- _Supplied entries_
· · ·

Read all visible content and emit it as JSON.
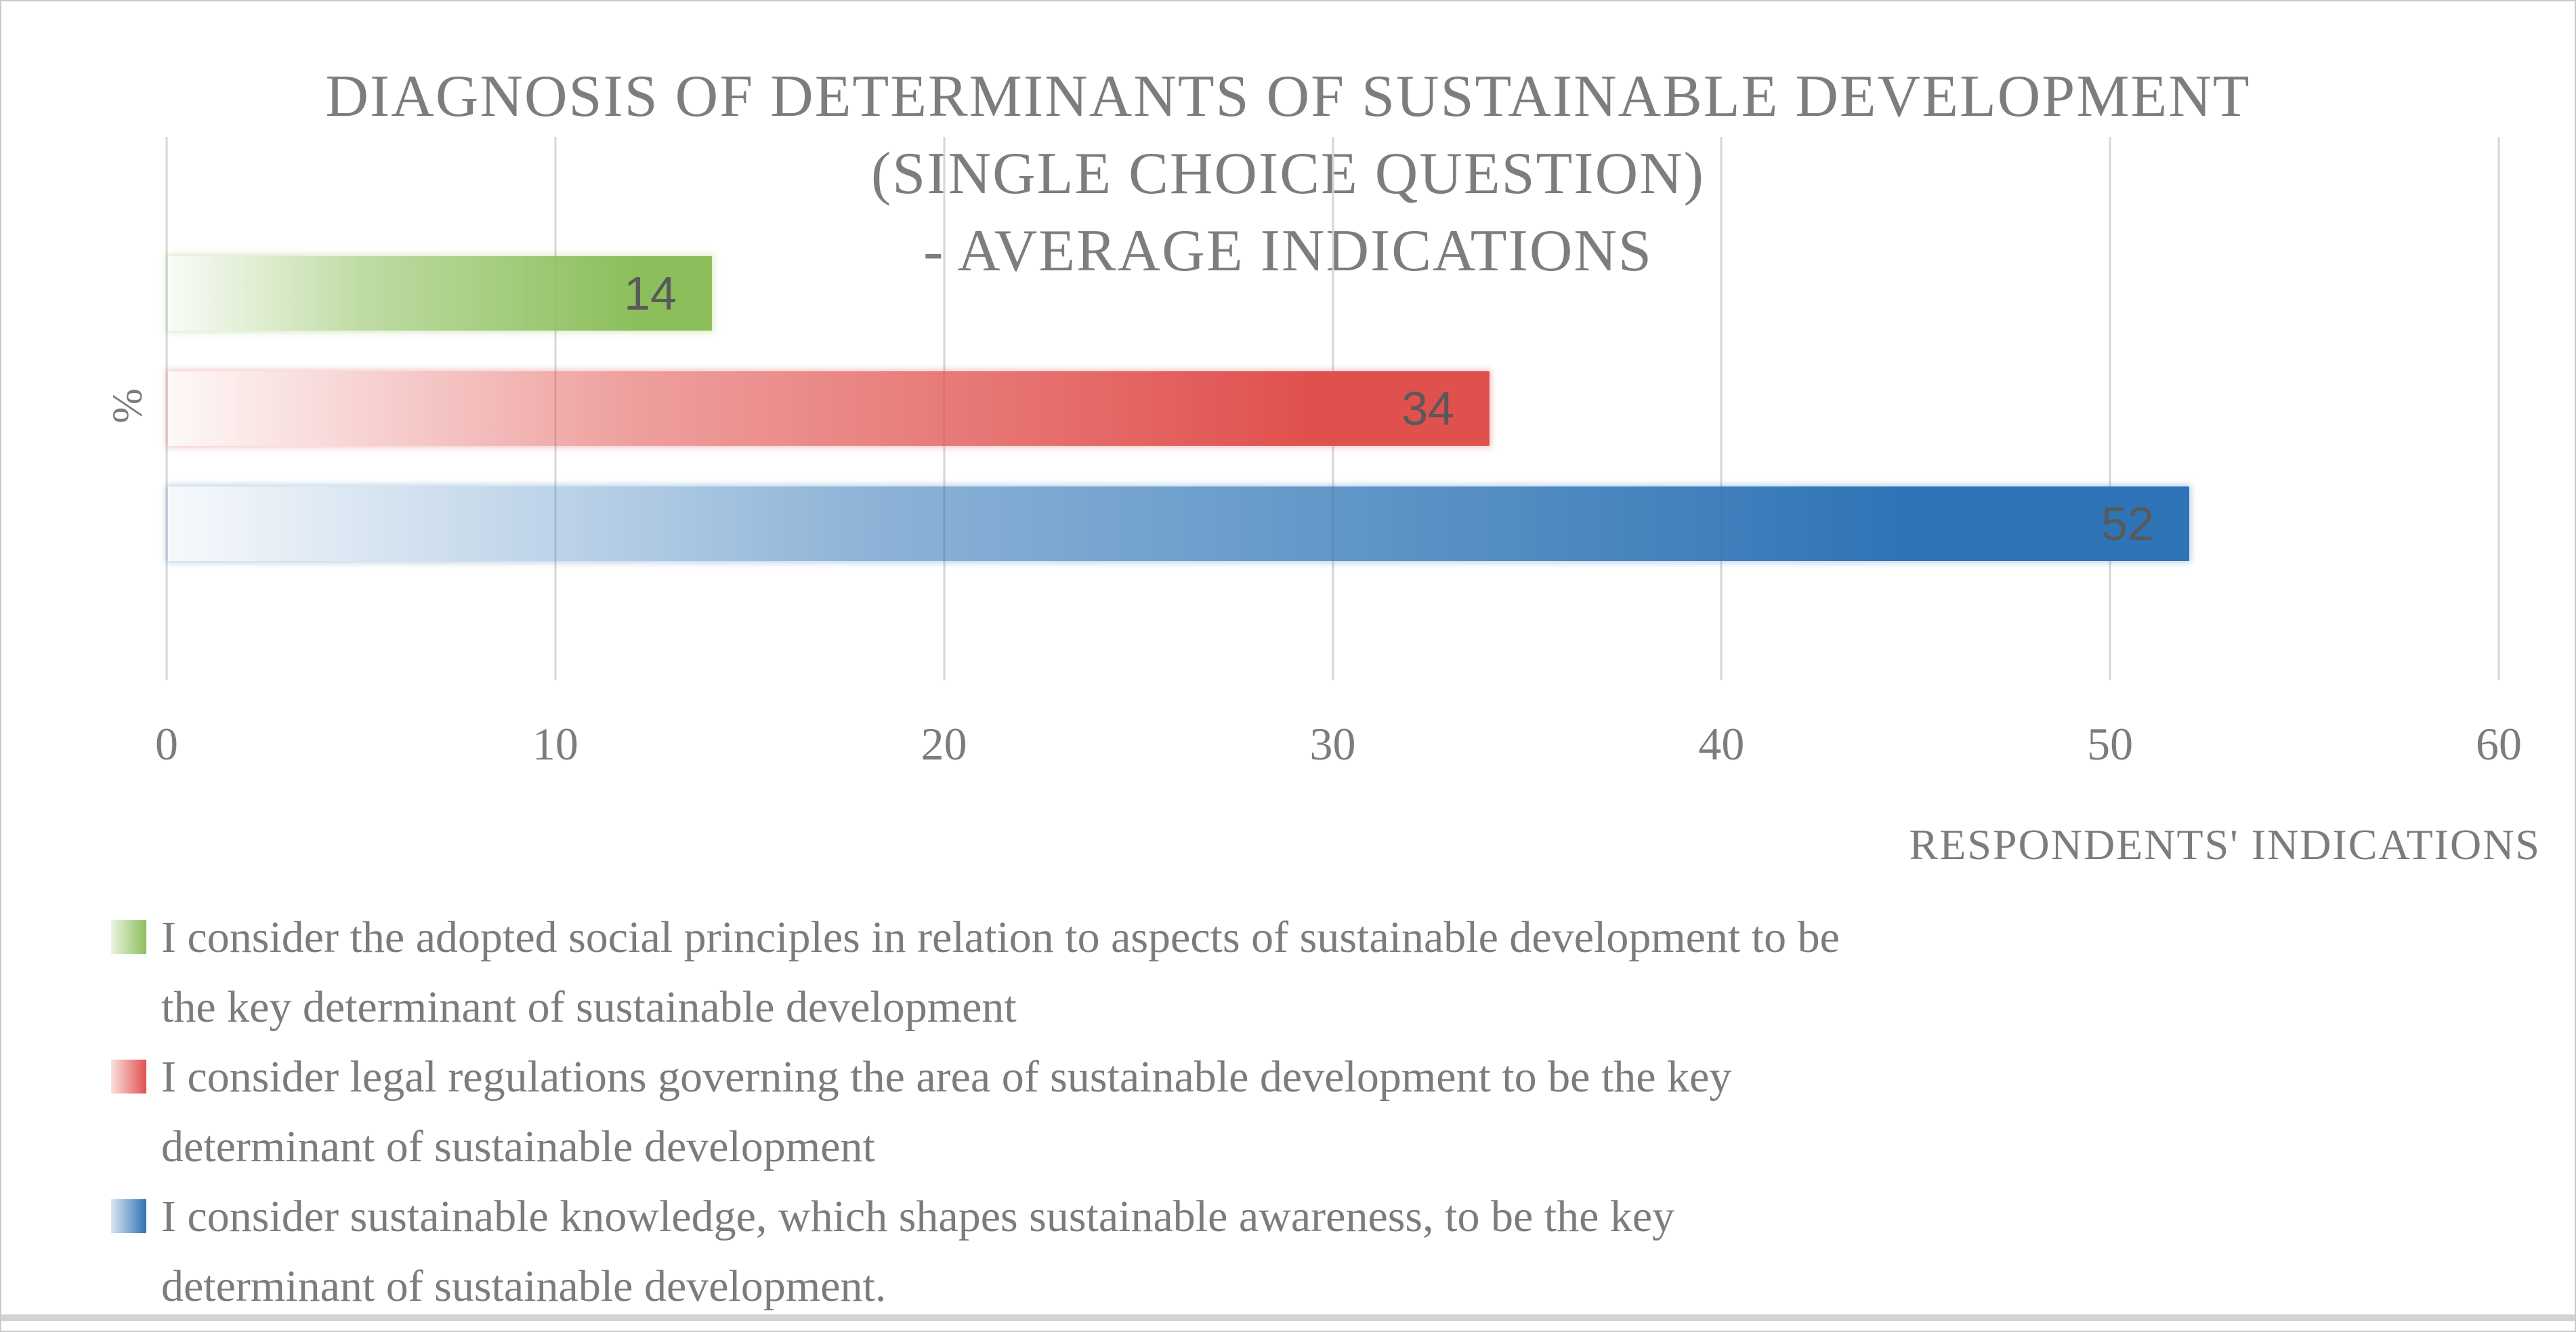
{
  "chart_data": {
    "type": "bar",
    "orientation": "horizontal",
    "title": "DIAGNOSIS OF DETERMINANTS OF SUSTAINABLE DEVELOPMENT (SINGLE CHOICE QUESTION) - AVERAGE INDICATIONS",
    "title_lines": [
      "DIAGNOSIS OF DETERMINANTS OF SUSTAINABLE DEVELOPMENT",
      "(SINGLE CHOICE QUESTION)",
      "- AVERAGE INDICATIONS"
    ],
    "xlabel": "RESPONDENTS' INDICATIONS",
    "ylabel": "%",
    "xlim": [
      0,
      60
    ],
    "xticks": [
      0,
      10,
      20,
      30,
      40,
      50,
      60
    ],
    "grid": true,
    "legend_position": "bottom",
    "bar_fill_style": "gradient from white at bar base to full color at bar end",
    "data_labels": {
      "position": "inside-end",
      "color": "#595959"
    },
    "series": [
      {
        "label": "I consider the adopted social principles in relation to aspects of sustainable development to be the key determinant of sustainable development",
        "label_lines": [
          "I consider the adopted social principles in relation to aspects of sustainable development to be",
          "the key determinant of sustainable development"
        ],
        "value": 14,
        "color": "#8CBF5B"
      },
      {
        "label": "I consider legal regulations governing the area of sustainable development to be the key determinant of sustainable development",
        "label_lines": [
          "I consider legal regulations governing the area of sustainable development to be the key",
          "determinant of sustainable development"
        ],
        "value": 34,
        "color": "#E0514E"
      },
      {
        "label": "I consider sustainable knowledge, which shapes sustainable awareness, to be the key determinant of sustainable development.",
        "label_lines": [
          "I consider sustainable knowledge, which shapes sustainable awareness, to be the key",
          "determinant of sustainable development."
        ],
        "value": 52,
        "color": "#2E74B6"
      }
    ],
    "colors": {
      "gridline": "#D6D6D6",
      "axis_text": "#7C7C7C",
      "title_text": "#7D7D7D",
      "data_label_text": "#595959"
    }
  }
}
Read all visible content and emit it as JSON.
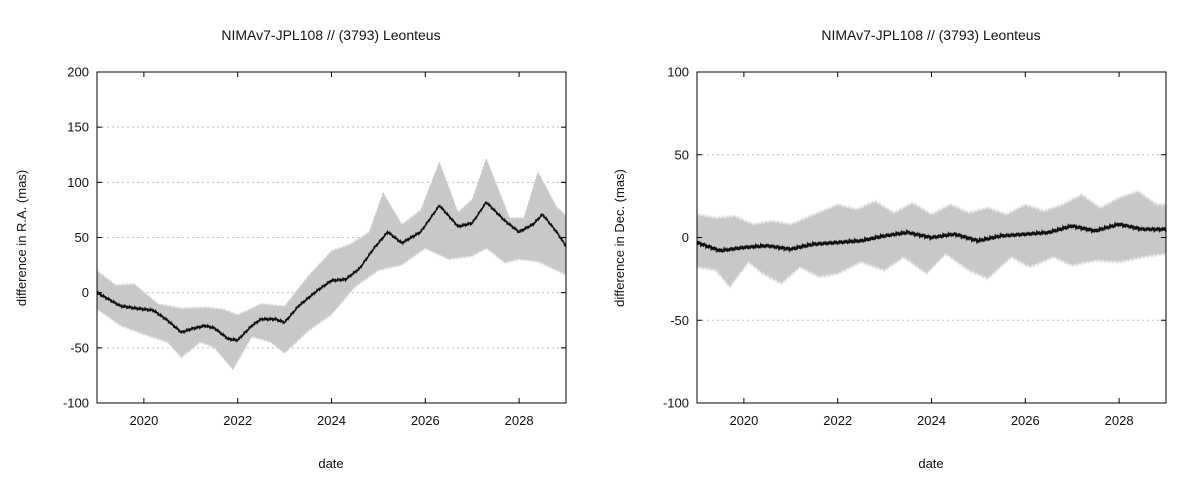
{
  "chart_data": [
    {
      "type": "area",
      "title": "NIMAv7-JPL108 // (3793) Leonteus",
      "xlabel": "date",
      "ylabel": "difference in R.A. (mas)",
      "xlim": [
        2019.0,
        2029.0
      ],
      "ylim": [
        -100,
        200
      ],
      "xticks": [
        2020,
        2022,
        2024,
        2026,
        2028
      ],
      "xtick_labels": [
        "2020",
        "2022",
        "2024",
        "2026",
        "2028"
      ],
      "yticks": [
        -100,
        -50,
        0,
        50,
        100,
        150,
        200
      ],
      "ytick_labels": [
        "-100",
        "-50",
        "0",
        "50",
        "100",
        "150",
        "200"
      ],
      "grid": "horizontal-dotted",
      "colors": {
        "band": "#c8c8c8",
        "line": "#111111"
      },
      "series": [
        {
          "kind": "line",
          "x": [
            2019.0,
            2019.5,
            2019.8,
            2020.2,
            2020.5,
            2020.8,
            2021.0,
            2021.3,
            2021.5,
            2021.8,
            2022.0,
            2022.3,
            2022.5,
            2022.8,
            2023.0,
            2023.3,
            2023.7,
            2024.0,
            2024.3,
            2024.6,
            2024.9,
            2025.2,
            2025.5,
            2025.9,
            2026.3,
            2026.7,
            2027.0,
            2027.3,
            2027.7,
            2028.0,
            2028.3,
            2028.5,
            2028.8,
            2029.0
          ],
          "y": [
            0,
            -12,
            -14,
            -16,
            -25,
            -36,
            -33,
            -30,
            -32,
            -42,
            -43,
            -30,
            -24,
            -24,
            -27,
            -12,
            2,
            11,
            12,
            22,
            40,
            55,
            45,
            55,
            79,
            60,
            63,
            82,
            65,
            55,
            62,
            71,
            55,
            42
          ]
        },
        {
          "kind": "band-upper",
          "x": [
            2019.0,
            2019.4,
            2019.8,
            2020.3,
            2020.8,
            2021.3,
            2021.7,
            2022.0,
            2022.5,
            2023.0,
            2023.5,
            2024.0,
            2024.4,
            2024.8,
            2025.1,
            2025.5,
            2025.9,
            2026.3,
            2026.7,
            2027.0,
            2027.3,
            2027.8,
            2028.1,
            2028.4,
            2028.8,
            2029.0
          ],
          "y": [
            20,
            7,
            8,
            -10,
            -14,
            -13,
            -15,
            -20,
            -10,
            -12,
            15,
            38,
            44,
            55,
            91,
            62,
            75,
            119,
            73,
            85,
            122,
            68,
            68,
            110,
            78,
            70
          ]
        },
        {
          "kind": "band-lower",
          "x": [
            2019.0,
            2019.5,
            2020.0,
            2020.5,
            2020.8,
            2021.2,
            2021.5,
            2021.9,
            2022.3,
            2022.7,
            2023.0,
            2023.5,
            2024.0,
            2024.5,
            2025.0,
            2025.5,
            2026.0,
            2026.5,
            2027.0,
            2027.3,
            2027.7,
            2028.0,
            2028.4,
            2028.8,
            2029.0
          ],
          "y": [
            -15,
            -30,
            -38,
            -45,
            -59,
            -45,
            -50,
            -70,
            -40,
            -45,
            -55,
            -35,
            -20,
            5,
            20,
            25,
            40,
            30,
            33,
            40,
            27,
            30,
            28,
            20,
            16
          ]
        }
      ]
    },
    {
      "type": "area",
      "title": "NIMAv7-JPL108 // (3793) Leonteus",
      "xlabel": "date",
      "ylabel": "difference in Dec. (mas)",
      "xlim": [
        2019.0,
        2029.0
      ],
      "ylim": [
        -100,
        100
      ],
      "xticks": [
        2020,
        2022,
        2024,
        2026,
        2028
      ],
      "xtick_labels": [
        "2020",
        "2022",
        "2024",
        "2026",
        "2028"
      ],
      "yticks": [
        -100,
        -50,
        0,
        50,
        100
      ],
      "ytick_labels": [
        "-100",
        "-50",
        "0",
        "50",
        "100"
      ],
      "grid": "horizontal-dotted",
      "colors": {
        "band": "#c8c8c8",
        "line": "#111111"
      },
      "series": [
        {
          "kind": "line",
          "x": [
            2019.0,
            2019.5,
            2020.0,
            2020.5,
            2021.0,
            2021.5,
            2022.0,
            2022.5,
            2023.0,
            2023.5,
            2024.0,
            2024.5,
            2025.0,
            2025.5,
            2026.0,
            2026.5,
            2027.0,
            2027.5,
            2028.0,
            2028.5,
            2029.0
          ],
          "y": [
            -3,
            -8,
            -6,
            -5,
            -7,
            -4,
            -3,
            -2,
            1,
            3,
            0,
            2,
            -2,
            1,
            2,
            3,
            7,
            4,
            8,
            5,
            5
          ]
        },
        {
          "kind": "band-upper",
          "x": [
            2019.0,
            2019.4,
            2019.8,
            2020.2,
            2020.6,
            2021.0,
            2021.5,
            2022.0,
            2022.4,
            2022.8,
            2023.2,
            2023.6,
            2024.0,
            2024.4,
            2024.8,
            2025.2,
            2025.6,
            2026.0,
            2026.4,
            2026.8,
            2027.2,
            2027.6,
            2028.0,
            2028.4,
            2028.8,
            2029.0
          ],
          "y": [
            14,
            12,
            13,
            8,
            10,
            8,
            14,
            20,
            17,
            22,
            15,
            21,
            14,
            20,
            15,
            18,
            14,
            20,
            16,
            20,
            26,
            18,
            24,
            28,
            20,
            20
          ]
        },
        {
          "kind": "band-lower",
          "x": [
            2019.0,
            2019.4,
            2019.7,
            2020.1,
            2020.4,
            2020.8,
            2021.2,
            2021.6,
            2022.0,
            2022.5,
            2023.0,
            2023.4,
            2023.9,
            2024.3,
            2024.8,
            2025.2,
            2025.7,
            2026.1,
            2026.6,
            2027.0,
            2027.5,
            2028.0,
            2028.5,
            2029.0
          ],
          "y": [
            -18,
            -20,
            -30,
            -15,
            -22,
            -28,
            -18,
            -24,
            -22,
            -15,
            -20,
            -12,
            -22,
            -10,
            -20,
            -25,
            -12,
            -18,
            -12,
            -17,
            -14,
            -15,
            -12,
            -10
          ]
        }
      ]
    }
  ]
}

· · ·

- _Exercise_
Pick out every line with the string "CHOICE" and copy it.

- _Response for this exercise_
    "title": "DIAGNOSIS OF DETERMINANTS OF SUSTAINABLE DEVELOPMENT (SINGLE CHOICE QUESTION) - AVERAGE INDICATIONS",
      "(SINGLE CHOICE QUESTION)",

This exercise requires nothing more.